§ **Your instructions**
Begin at the line that has "List UI elements and their bbox=[x0, y0, x1, y1]" and stop after the line that has "portrait-icon: ▯ bbox=[51, 197, 59, 212]". Copy those lines from the records again, changing "portrait-icon" to "portrait-symbol" and keeping everything else as it is, but omit the picture.

§ **Data supplied**
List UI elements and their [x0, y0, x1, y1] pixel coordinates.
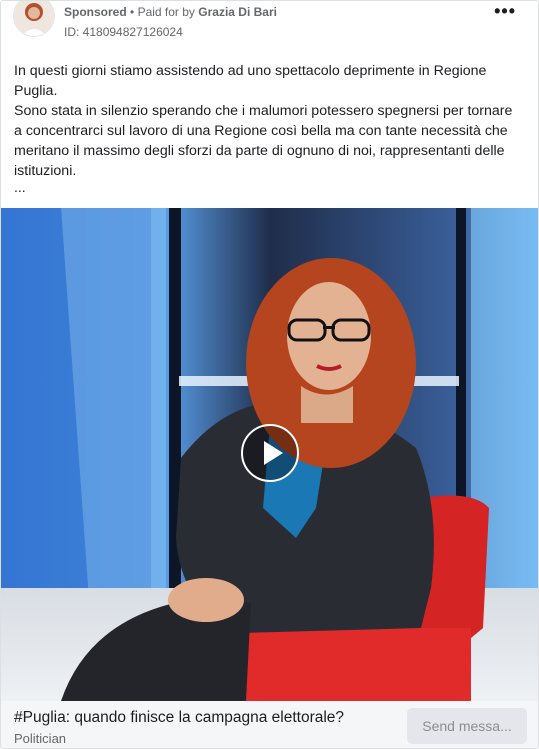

---

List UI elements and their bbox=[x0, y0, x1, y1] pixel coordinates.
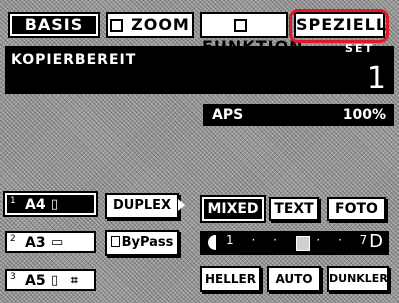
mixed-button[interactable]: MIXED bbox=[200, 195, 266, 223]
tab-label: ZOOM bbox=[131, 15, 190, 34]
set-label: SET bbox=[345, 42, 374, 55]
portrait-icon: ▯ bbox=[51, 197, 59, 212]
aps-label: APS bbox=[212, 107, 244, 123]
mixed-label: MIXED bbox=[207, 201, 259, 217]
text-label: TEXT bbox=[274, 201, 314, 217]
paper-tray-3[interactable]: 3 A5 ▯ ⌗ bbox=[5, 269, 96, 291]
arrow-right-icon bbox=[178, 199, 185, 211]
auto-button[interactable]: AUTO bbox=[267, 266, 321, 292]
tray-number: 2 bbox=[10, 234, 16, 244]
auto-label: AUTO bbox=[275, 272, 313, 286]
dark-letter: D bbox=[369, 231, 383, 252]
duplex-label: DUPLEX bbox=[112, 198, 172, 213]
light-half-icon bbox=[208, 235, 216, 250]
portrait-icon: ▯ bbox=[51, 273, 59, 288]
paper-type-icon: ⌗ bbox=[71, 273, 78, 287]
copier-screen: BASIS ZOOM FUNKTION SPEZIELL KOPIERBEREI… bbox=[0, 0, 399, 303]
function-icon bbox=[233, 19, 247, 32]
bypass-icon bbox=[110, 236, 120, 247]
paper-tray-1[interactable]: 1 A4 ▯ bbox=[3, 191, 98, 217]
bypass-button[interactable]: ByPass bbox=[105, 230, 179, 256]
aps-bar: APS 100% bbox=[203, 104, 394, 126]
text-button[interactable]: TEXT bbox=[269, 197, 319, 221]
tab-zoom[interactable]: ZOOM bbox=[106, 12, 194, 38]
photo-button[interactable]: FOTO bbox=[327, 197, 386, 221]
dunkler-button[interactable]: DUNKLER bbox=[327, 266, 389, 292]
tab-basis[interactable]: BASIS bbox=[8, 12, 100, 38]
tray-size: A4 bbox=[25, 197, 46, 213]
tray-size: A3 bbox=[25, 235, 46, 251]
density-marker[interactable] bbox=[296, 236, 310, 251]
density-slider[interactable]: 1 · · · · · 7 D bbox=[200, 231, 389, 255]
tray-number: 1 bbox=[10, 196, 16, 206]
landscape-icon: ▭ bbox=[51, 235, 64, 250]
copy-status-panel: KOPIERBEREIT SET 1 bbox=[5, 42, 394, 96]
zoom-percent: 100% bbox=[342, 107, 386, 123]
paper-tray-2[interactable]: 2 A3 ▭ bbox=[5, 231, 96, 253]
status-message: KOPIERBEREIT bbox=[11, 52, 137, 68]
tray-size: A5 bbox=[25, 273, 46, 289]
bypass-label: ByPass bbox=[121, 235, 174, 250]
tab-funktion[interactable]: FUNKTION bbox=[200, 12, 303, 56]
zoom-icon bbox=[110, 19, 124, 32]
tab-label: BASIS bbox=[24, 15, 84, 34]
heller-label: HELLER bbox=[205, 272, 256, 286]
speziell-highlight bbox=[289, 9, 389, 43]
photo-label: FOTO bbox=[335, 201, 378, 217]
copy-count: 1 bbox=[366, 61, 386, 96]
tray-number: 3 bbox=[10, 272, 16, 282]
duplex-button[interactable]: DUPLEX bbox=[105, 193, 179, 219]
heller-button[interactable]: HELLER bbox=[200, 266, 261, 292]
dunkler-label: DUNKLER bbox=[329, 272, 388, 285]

==

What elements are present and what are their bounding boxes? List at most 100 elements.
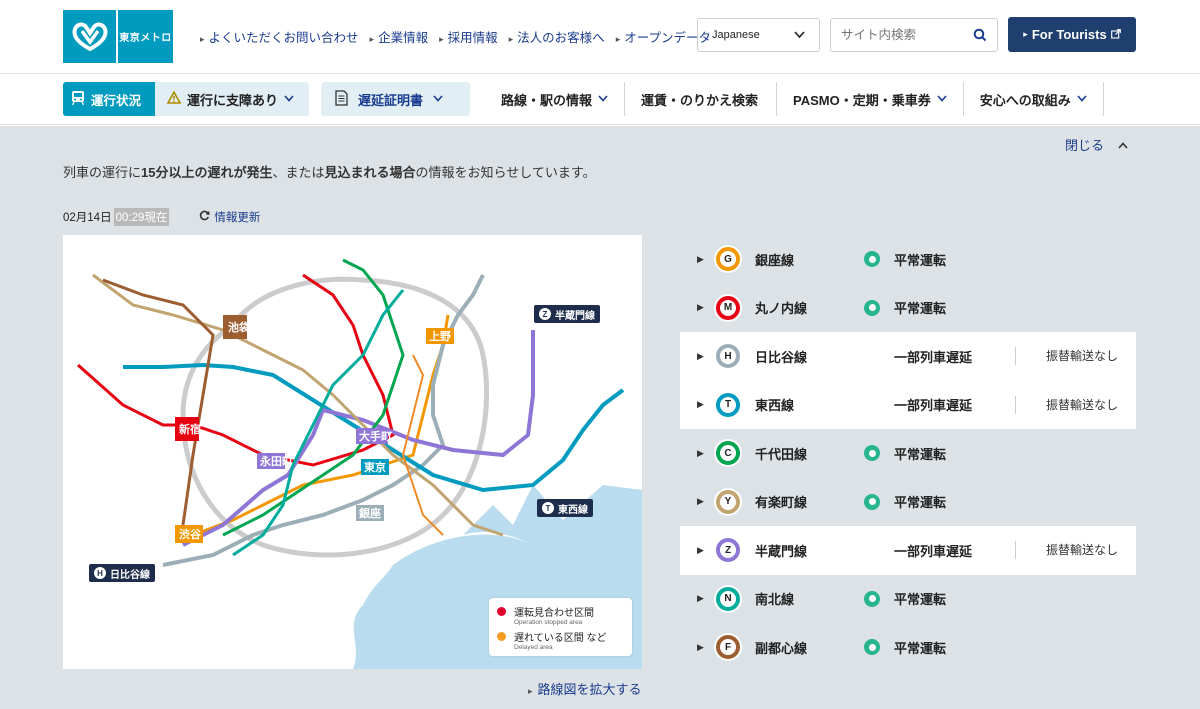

§ **Output of the task**
List UI elements and their bbox=[x0, y0, x1, y1] pixel coordinates.
mixed-button[interactable]: MIXED bbox=[200, 195, 266, 223]
tab-label: ZOOM bbox=[131, 15, 190, 34]
set-label: SET bbox=[345, 42, 374, 55]
portrait-symbol: ▯ bbox=[51, 197, 59, 212]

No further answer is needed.